___ Rows
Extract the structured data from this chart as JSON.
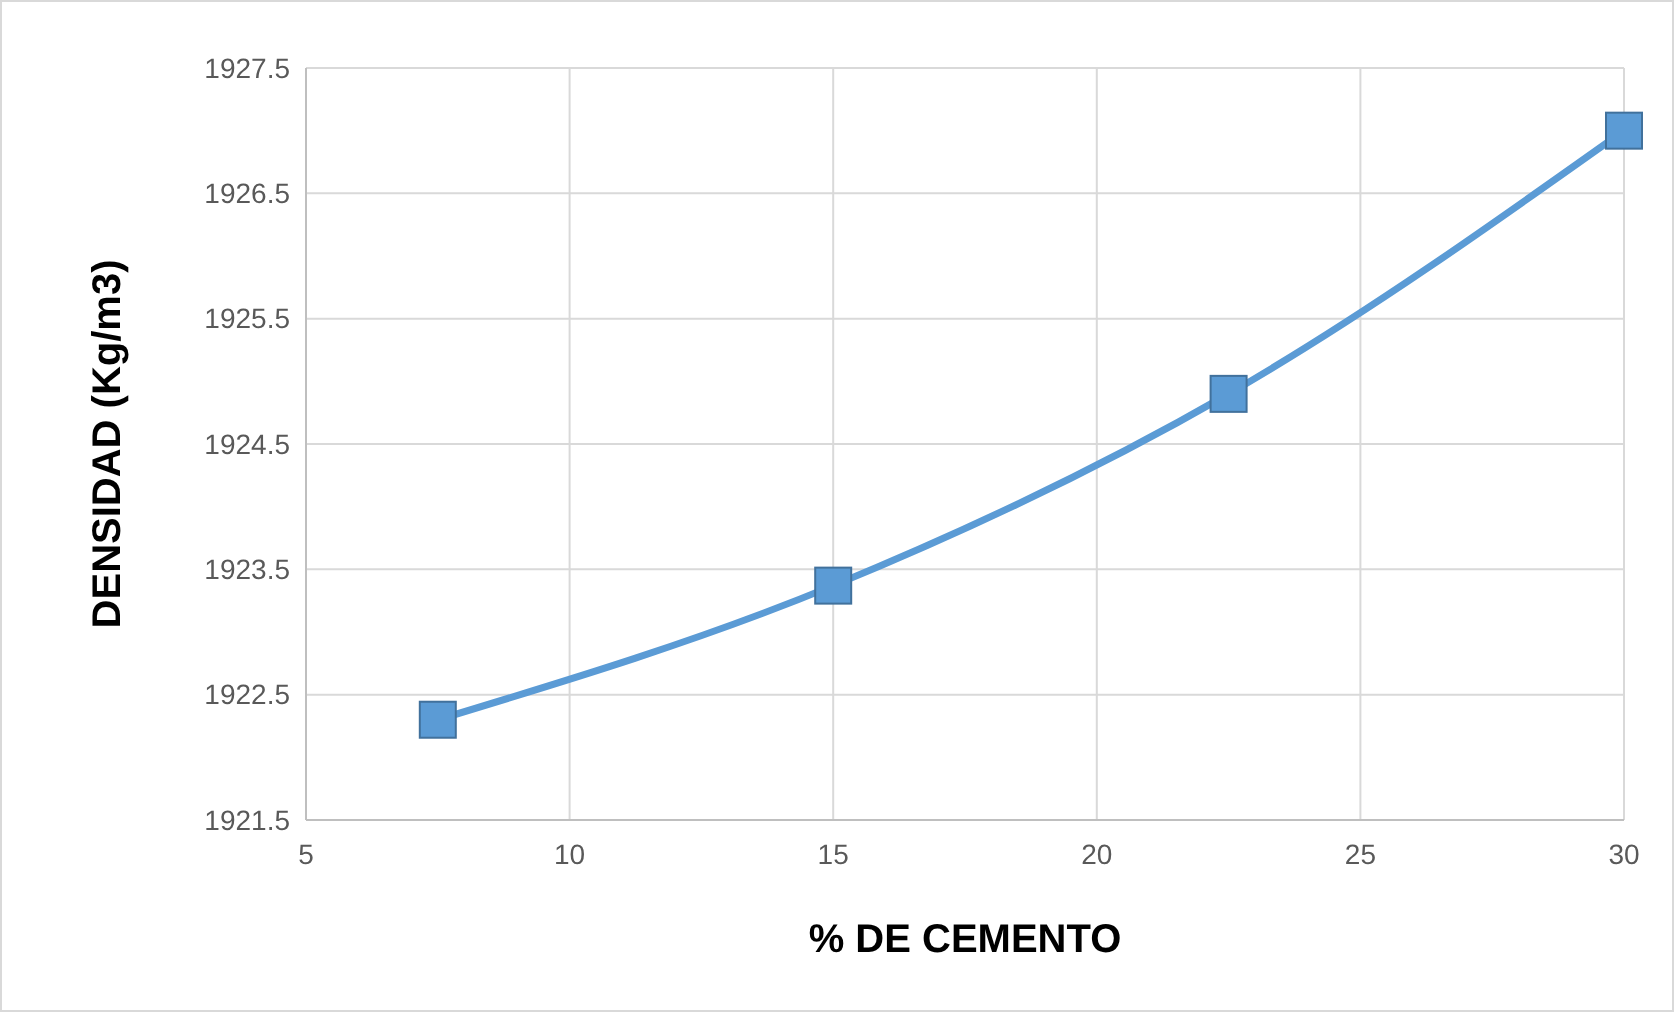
{
  "chart_data": {
    "type": "line",
    "xlabel": "% DE CEMENTO",
    "ylabel": "DENSIDAD (Kg/m3)",
    "x": [
      7.5,
      15,
      22.5,
      30
    ],
    "series": [
      {
        "color": "#5b9bd5",
        "values": [
          1922.3,
          1923.37,
          1924.9,
          1927.0
        ]
      }
    ],
    "xlim": [
      5,
      30
    ],
    "xticks": [
      5,
      10,
      15,
      20,
      25,
      30
    ],
    "ylim": [
      1921.5,
      1927.5
    ],
    "yticks": [
      {
        "value": 1921.5,
        "label": "1921.5"
      },
      {
        "value": 1922.5,
        "label": "1922.5"
      },
      {
        "value": 1923.5,
        "label": "1923.5"
      },
      {
        "value": 1924.5,
        "label": "1924.5"
      },
      {
        "value": 1925.5,
        "label": "1925.5"
      },
      {
        "value": 1926.5,
        "label": "1926.5"
      },
      {
        "value": 1927.5,
        "label": "1927.5"
      }
    ],
    "grid": true,
    "marker": "square",
    "line_style": "solid"
  }
}
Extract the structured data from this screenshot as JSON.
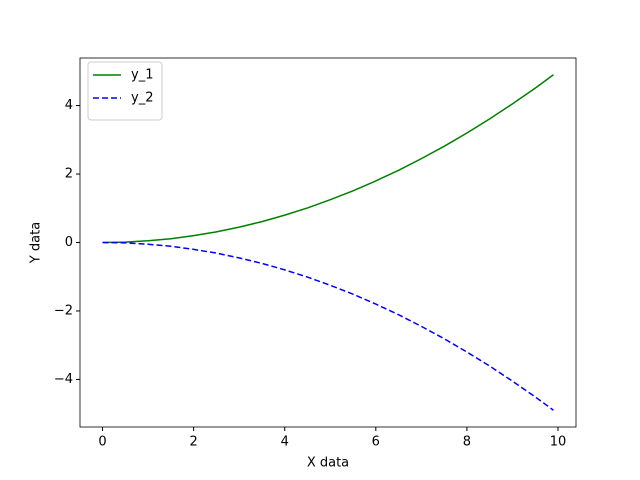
{
  "chart_data": {
    "type": "line",
    "x": [
      0,
      0.5,
      1,
      1.5,
      2,
      2.5,
      3,
      3.5,
      4,
      4.5,
      5,
      5.5,
      6,
      6.5,
      7,
      7.5,
      8,
      8.5,
      9,
      9.5,
      9.9
    ],
    "series": [
      {
        "name": "y_1",
        "color": "green",
        "linestyle": "solid",
        "values": [
          0,
          0.01,
          0.05,
          0.11,
          0.2,
          0.31,
          0.45,
          0.61,
          0.8,
          1.01,
          1.25,
          1.51,
          1.8,
          2.11,
          2.45,
          2.81,
          3.2,
          3.61,
          4.05,
          4.51,
          4.9
        ]
      },
      {
        "name": "y_2",
        "color": "blue",
        "linestyle": "dashed",
        "values": [
          0,
          -0.01,
          -0.05,
          -0.11,
          -0.2,
          -0.31,
          -0.45,
          -0.61,
          -0.8,
          -1.01,
          -1.25,
          -1.51,
          -1.8,
          -2.11,
          -2.45,
          -2.81,
          -3.2,
          -3.61,
          -4.05,
          -4.51,
          -4.9
        ]
      }
    ],
    "xlabel": "X data",
    "ylabel": "Y data",
    "xlim": [
      -0.495,
      10.395
    ],
    "ylim": [
      -5.39,
      5.39
    ],
    "xticks": [
      0,
      2,
      4,
      6,
      8,
      10
    ],
    "yticks": [
      {
        "value": -4,
        "label": "−4"
      },
      {
        "value": -2,
        "label": "−2"
      },
      0,
      2,
      4
    ],
    "legend": "upper left",
    "grid": false
  }
}
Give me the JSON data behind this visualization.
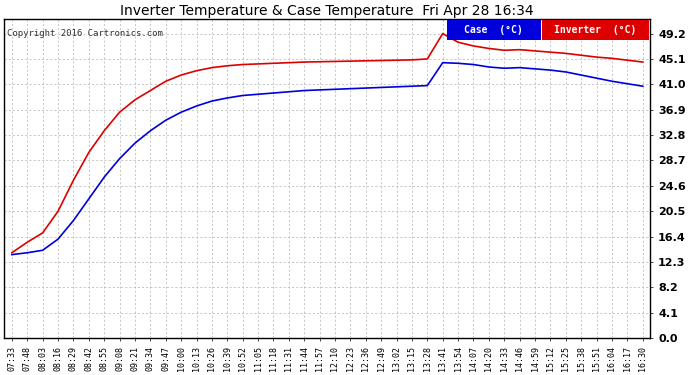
{
  "title": "Inverter Temperature & Case Temperature  Fri Apr 28 16:34",
  "copyright": "Copyright 2016 Cartronics.com",
  "background_color": "#ffffff",
  "plot_bg_color": "#ffffff",
  "grid_color": "#b0b0b0",
  "legend_case_label": "Case  (°C)",
  "legend_inverter_label": "Inverter  (°C)",
  "case_color": "#0000dd",
  "inverter_color": "#dd0000",
  "yticks": [
    0.0,
    4.1,
    8.2,
    12.3,
    16.4,
    20.5,
    24.6,
    28.7,
    32.8,
    36.9,
    41.0,
    45.1,
    49.2
  ],
  "ylim": [
    0.0,
    51.5
  ],
  "xlim": [
    -0.5,
    41.5
  ],
  "x_labels": [
    "07:33",
    "07:48",
    "08:03",
    "08:16",
    "08:29",
    "08:42",
    "08:55",
    "09:08",
    "09:21",
    "09:34",
    "09:47",
    "10:00",
    "10:13",
    "10:26",
    "10:39",
    "10:52",
    "11:05",
    "11:18",
    "11:31",
    "11:44",
    "11:57",
    "12:10",
    "12:23",
    "12:36",
    "12:49",
    "13:02",
    "13:15",
    "13:28",
    "13:41",
    "13:54",
    "14:07",
    "14:20",
    "14:33",
    "14:46",
    "14:59",
    "15:12",
    "15:25",
    "15:38",
    "15:51",
    "16:04",
    "16:17",
    "16:30"
  ],
  "case_data": [
    13.5,
    13.8,
    14.2,
    16.0,
    19.0,
    22.5,
    26.0,
    29.0,
    31.5,
    33.5,
    35.2,
    36.5,
    37.5,
    38.3,
    38.8,
    39.2,
    39.4,
    39.6,
    39.8,
    40.0,
    40.1,
    40.2,
    40.3,
    40.4,
    40.5,
    40.6,
    40.7,
    40.8,
    44.5,
    44.4,
    44.2,
    43.8,
    43.6,
    43.7,
    43.5,
    43.3,
    43.0,
    42.5,
    42.0,
    41.5,
    41.1,
    40.7
  ],
  "inverter_data": [
    13.8,
    15.5,
    17.0,
    20.5,
    25.5,
    30.0,
    33.5,
    36.5,
    38.5,
    40.0,
    41.5,
    42.5,
    43.2,
    43.7,
    44.0,
    44.2,
    44.3,
    44.4,
    44.5,
    44.6,
    44.65,
    44.7,
    44.75,
    44.8,
    44.85,
    44.9,
    44.95,
    45.1,
    49.2,
    47.8,
    47.2,
    46.8,
    46.5,
    46.6,
    46.4,
    46.2,
    46.0,
    45.7,
    45.4,
    45.2,
    44.9,
    44.6
  ]
}
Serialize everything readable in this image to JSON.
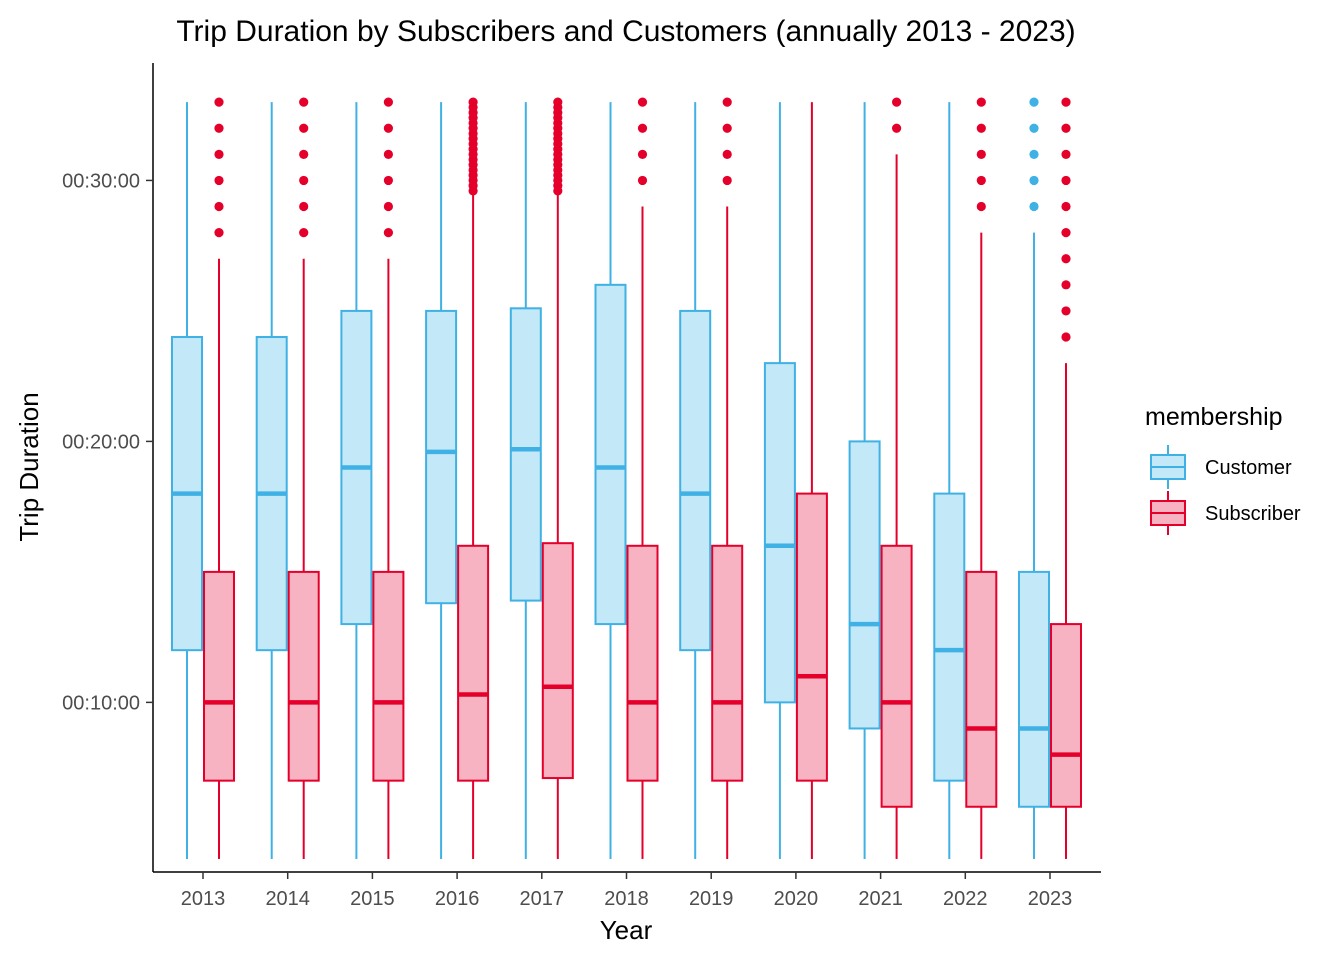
______
**Work instructions:**
Without the pictures, restate all of the entries above verbatim.

**Exercise answer:**
Extract the structured data from this chart as JSON.
{
  "chart_data": {
    "type": "line",
    "xlabel": "% DE CEMENTO",
    "ylabel": "DENSIDAD (Kg/m3)",
    "x": [
      7.5,
      15,
      22.5,
      30
    ],
    "series": [
      {
        "color": "#5b9bd5",
        "values": [
          1922.3,
          1923.37,
          1924.9,
          1927.0
        ]
      }
    ],
    "xlim": [
      5,
      30
    ],
    "xticks": [
      5,
      10,
      15,
      20,
      25,
      30
    ],
    "ylim": [
      1921.5,
      1927.5
    ],
    "yticks": [
      {
        "value": 1921.5,
        "label": "1921.5"
      },
      {
        "value": 1922.5,
        "label": "1922.5"
      },
      {
        "value": 1923.5,
        "label": "1923.5"
      },
      {
        "value": 1924.5,
        "label": "1924.5"
      },
      {
        "value": 1925.5,
        "label": "1925.5"
      },
      {
        "value": 1926.5,
        "label": "1926.5"
      },
      {
        "value": 1927.5,
        "label": "1927.5"
      }
    ],
    "grid": true,
    "marker": "square",
    "line_style": "solid"
  }
}
Extract the structured data from this screenshot as JSON.
{
  "chart_data": {
    "type": "line",
    "x": [
      0,
      0.5,
      1,
      1.5,
      2,
      2.5,
      3,
      3.5,
      4,
      4.5,
      5,
      5.5,
      6,
      6.5,
      7,
      7.5,
      8,
      8.5,
      9,
      9.5,
      9.9
    ],
    "series": [
      {
        "name": "y_1",
        "color": "green",
        "linestyle": "solid",
        "values": [
          0,
          0.01,
          0.05,
          0.11,
          0.2,
          0.31,
          0.45,
          0.61,
          0.8,
          1.01,
          1.25,
          1.51,
          1.8,
          2.11,
          2.45,
          2.81,
          3.2,
          3.61,
          4.05,
          4.51,
          4.9
        ]
      },
      {
        "name": "y_2",
        "color": "blue",
        "linestyle": "dashed",
        "values": [
          0,
          -0.01,
          -0.05,
          -0.11,
          -0.2,
          -0.31,
          -0.45,
          -0.61,
          -0.8,
          -1.01,
          -1.25,
          -1.51,
          -1.8,
          -2.11,
          -2.45,
          -2.81,
          -3.2,
          -3.61,
          -4.05,
          -4.51,
          -4.9
        ]
      }
    ],
    "xlabel": "X data",
    "ylabel": "Y data",
    "xlim": [
      -0.495,
      10.395
    ],
    "ylim": [
      -5.39,
      5.39
    ],
    "xticks": [
      0,
      2,
      4,
      6,
      8,
      10
    ],
    "yticks": [
      {
        "value": -4,
        "label": "−4"
      },
      {
        "value": -2,
        "label": "−2"
      },
      0,
      2,
      4
    ],
    "legend": "upper left",
    "grid": false
  }
}
Give me the JSON data behind this visualization.
{
  "title": "Inverter Temperature & Case Temperature  Fri Apr 28 16:34",
  "copyright": "Copyright 2016 Cartronics.com",
  "background_color": "#ffffff",
  "plot_bg_color": "#ffffff",
  "grid_color": "#b0b0b0",
  "legend_case_label": "Case  (°C)",
  "legend_inverter_label": "Inverter  (°C)",
  "case_color": "#0000dd",
  "inverter_color": "#dd0000",
  "yticks": [
    0.0,
    4.1,
    8.2,
    12.3,
    16.4,
    20.5,
    24.6,
    28.7,
    32.8,
    36.9,
    41.0,
    45.1,
    49.2
  ],
  "ylim": [
    0.0,
    51.5
  ],
  "xlim": [
    -0.5,
    41.5
  ],
  "x_labels": [
    "07:33",
    "07:48",
    "08:03",
    "08:16",
    "08:29",
    "08:42",
    "08:55",
    "09:08",
    "09:21",
    "09:34",
    "09:47",
    "10:00",
    "10:13",
    "10:26",
    "10:39",
    "10:52",
    "11:05",
    "11:18",
    "11:31",
    "11:44",
    "11:57",
    "12:10",
    "12:23",
    "12:36",
    "12:49",
    "13:02",
    "13:15",
    "13:28",
    "13:41",
    "13:54",
    "14:07",
    "14:20",
    "14:33",
    "14:46",
    "14:59",
    "15:12",
    "15:25",
    "15:38",
    "15:51",
    "16:04",
    "16:17",
    "16:30"
  ],
  "case_data": [
    13.5,
    13.8,
    14.2,
    16.0,
    19.0,
    22.5,
    26.0,
    29.0,
    31.5,
    33.5,
    35.2,
    36.5,
    37.5,
    38.3,
    38.8,
    39.2,
    39.4,
    39.6,
    39.8,
    40.0,
    40.1,
    40.2,
    40.3,
    40.4,
    40.5,
    40.6,
    40.7,
    40.8,
    44.5,
    44.4,
    44.2,
    43.8,
    43.6,
    43.7,
    43.5,
    43.3,
    43.0,
    42.5,
    42.0,
    41.5,
    41.1,
    40.7
  ],
  "inverter_data": [
    13.8,
    15.5,
    17.0,
    20.5,
    25.5,
    30.0,
    33.5,
    36.5,
    38.5,
    40.0,
    41.5,
    42.5,
    43.2,
    43.7,
    44.0,
    44.2,
    44.3,
    44.4,
    44.5,
    44.6,
    44.65,
    44.7,
    44.75,
    44.8,
    44.85,
    44.9,
    44.95,
    45.1,
    49.2,
    47.8,
    47.2,
    46.8,
    46.5,
    46.6,
    46.4,
    46.2,
    46.0,
    45.7,
    45.4,
    45.2,
    44.9,
    44.6
  ]
}
Serialize everything readable in this image to JSON.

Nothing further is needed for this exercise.